## Dataset extract

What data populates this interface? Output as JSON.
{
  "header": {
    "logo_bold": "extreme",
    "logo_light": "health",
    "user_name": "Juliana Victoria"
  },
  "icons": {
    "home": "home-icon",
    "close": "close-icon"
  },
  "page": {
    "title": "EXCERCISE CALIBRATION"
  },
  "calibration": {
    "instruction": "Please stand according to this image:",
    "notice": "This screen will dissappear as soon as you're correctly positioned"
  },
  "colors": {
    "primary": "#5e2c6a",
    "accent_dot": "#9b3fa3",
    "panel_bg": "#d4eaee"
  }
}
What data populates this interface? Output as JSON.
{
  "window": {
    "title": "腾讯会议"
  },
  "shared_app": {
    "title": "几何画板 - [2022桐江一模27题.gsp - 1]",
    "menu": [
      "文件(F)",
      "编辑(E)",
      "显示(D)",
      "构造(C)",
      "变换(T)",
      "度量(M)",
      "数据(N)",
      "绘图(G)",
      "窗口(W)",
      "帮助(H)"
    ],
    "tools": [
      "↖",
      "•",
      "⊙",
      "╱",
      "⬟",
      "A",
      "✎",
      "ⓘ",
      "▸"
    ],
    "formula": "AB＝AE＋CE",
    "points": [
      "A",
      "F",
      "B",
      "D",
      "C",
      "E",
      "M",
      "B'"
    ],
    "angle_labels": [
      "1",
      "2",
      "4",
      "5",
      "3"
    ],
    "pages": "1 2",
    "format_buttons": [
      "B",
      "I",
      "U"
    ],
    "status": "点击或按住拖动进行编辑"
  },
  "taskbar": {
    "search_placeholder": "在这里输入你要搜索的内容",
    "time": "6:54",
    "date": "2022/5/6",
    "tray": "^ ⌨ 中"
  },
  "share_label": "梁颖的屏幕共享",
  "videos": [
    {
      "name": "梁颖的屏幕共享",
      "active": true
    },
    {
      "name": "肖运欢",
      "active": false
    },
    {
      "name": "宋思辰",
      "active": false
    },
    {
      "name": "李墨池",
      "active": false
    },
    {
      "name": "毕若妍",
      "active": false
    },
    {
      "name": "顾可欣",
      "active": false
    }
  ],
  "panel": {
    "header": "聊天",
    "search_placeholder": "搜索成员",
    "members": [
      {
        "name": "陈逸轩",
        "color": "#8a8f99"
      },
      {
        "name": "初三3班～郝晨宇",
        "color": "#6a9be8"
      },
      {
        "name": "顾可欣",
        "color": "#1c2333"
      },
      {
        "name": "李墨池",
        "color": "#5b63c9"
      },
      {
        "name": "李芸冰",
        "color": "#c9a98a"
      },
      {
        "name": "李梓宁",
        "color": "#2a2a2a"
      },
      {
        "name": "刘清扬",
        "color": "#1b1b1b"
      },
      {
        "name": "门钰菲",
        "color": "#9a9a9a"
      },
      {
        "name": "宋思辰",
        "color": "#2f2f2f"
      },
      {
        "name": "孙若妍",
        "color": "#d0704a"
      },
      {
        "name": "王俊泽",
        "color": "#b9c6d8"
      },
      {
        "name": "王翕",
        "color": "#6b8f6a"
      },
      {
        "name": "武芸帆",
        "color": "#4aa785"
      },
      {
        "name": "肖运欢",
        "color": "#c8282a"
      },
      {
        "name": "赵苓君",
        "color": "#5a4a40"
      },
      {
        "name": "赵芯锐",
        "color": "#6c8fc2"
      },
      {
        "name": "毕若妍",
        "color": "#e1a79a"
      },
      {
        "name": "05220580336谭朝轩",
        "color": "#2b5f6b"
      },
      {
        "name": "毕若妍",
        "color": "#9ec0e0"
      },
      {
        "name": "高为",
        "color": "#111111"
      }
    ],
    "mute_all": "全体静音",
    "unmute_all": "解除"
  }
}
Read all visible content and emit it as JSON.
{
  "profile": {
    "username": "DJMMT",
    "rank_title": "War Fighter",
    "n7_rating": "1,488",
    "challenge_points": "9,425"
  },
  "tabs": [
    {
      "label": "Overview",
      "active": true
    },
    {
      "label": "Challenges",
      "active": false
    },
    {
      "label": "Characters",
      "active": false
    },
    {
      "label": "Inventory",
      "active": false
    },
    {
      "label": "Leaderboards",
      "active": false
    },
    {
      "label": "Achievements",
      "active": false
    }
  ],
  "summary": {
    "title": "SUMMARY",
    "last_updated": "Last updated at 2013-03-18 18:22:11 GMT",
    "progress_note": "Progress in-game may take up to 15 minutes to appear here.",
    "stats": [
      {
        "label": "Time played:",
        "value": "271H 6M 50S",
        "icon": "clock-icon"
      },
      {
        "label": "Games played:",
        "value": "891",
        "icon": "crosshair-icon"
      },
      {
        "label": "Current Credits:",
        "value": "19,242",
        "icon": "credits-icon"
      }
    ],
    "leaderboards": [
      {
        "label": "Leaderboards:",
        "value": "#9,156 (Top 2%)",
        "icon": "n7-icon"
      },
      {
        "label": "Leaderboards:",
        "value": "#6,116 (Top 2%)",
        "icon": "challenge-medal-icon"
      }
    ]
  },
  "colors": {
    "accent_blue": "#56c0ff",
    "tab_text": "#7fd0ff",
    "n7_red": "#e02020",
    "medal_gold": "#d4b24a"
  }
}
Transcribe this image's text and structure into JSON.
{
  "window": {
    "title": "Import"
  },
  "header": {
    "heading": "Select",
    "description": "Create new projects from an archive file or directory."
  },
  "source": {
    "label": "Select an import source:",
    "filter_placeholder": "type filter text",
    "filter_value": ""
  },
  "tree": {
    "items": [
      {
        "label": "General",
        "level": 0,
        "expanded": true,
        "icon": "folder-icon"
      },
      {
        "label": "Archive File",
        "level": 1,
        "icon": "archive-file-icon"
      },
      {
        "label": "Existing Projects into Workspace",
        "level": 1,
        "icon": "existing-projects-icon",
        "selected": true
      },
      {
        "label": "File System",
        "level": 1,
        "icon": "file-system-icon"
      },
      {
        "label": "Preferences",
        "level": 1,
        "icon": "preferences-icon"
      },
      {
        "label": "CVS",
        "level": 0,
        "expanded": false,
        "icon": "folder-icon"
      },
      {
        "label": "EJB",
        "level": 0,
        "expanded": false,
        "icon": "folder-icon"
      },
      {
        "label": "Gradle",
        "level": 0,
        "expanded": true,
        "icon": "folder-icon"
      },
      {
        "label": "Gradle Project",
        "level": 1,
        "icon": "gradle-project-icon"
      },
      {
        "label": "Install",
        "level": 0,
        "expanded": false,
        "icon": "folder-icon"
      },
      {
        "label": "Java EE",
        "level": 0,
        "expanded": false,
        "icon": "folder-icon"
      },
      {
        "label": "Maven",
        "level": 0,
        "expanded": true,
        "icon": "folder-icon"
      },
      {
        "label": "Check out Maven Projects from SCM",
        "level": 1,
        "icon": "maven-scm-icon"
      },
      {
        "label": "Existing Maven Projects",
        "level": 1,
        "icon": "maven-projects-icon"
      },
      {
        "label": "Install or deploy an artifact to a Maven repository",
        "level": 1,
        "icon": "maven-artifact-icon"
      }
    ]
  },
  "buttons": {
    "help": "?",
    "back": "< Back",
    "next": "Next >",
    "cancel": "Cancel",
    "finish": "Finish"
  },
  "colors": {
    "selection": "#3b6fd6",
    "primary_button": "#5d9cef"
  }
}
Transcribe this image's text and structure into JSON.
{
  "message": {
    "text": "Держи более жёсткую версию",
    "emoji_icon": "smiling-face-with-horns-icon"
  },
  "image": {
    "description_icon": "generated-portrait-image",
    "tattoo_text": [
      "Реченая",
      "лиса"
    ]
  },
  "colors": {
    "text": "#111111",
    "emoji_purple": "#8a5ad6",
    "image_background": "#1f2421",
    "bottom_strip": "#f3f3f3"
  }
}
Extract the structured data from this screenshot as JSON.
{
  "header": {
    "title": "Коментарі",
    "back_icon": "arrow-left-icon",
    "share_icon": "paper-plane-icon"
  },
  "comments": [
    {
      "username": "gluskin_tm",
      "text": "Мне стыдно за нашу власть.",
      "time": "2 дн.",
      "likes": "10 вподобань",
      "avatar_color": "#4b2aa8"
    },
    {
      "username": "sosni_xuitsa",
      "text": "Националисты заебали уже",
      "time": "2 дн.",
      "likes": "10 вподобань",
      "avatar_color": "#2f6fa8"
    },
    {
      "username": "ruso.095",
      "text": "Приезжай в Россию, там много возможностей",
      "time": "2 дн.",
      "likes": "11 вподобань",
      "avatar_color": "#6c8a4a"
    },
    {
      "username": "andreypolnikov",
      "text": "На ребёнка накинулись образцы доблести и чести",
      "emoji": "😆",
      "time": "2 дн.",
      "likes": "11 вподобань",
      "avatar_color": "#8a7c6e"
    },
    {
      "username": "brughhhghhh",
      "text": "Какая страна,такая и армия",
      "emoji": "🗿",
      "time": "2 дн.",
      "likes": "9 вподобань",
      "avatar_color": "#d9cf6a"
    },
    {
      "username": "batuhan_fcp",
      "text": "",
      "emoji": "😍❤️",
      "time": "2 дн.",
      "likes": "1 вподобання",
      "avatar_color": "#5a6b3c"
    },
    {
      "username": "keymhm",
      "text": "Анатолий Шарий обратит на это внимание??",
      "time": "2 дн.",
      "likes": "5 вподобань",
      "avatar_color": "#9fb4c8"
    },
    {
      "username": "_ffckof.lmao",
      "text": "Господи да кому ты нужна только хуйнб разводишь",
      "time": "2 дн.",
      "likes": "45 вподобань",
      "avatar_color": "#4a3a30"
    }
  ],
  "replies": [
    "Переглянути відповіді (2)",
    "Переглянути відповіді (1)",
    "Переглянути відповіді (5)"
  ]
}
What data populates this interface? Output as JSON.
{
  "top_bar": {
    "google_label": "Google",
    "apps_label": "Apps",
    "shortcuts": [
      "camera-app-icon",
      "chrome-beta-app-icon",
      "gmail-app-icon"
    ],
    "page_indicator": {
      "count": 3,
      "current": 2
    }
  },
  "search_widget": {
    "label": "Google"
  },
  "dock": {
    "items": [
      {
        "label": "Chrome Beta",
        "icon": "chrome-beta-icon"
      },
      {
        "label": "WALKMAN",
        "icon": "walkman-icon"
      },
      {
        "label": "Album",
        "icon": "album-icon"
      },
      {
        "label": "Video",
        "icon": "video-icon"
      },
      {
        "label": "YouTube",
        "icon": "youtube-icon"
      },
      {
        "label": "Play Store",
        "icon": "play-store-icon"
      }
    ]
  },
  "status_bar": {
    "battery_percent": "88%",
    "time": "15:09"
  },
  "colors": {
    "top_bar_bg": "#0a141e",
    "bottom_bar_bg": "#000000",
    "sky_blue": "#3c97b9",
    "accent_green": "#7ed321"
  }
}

## What you need to do
Copy out each line that contains the word "відповіді".

## The output
    "Переглянути відповіді (2)",
    "Переглянути відповіді (1)",
    "Переглянути відповіді (5)"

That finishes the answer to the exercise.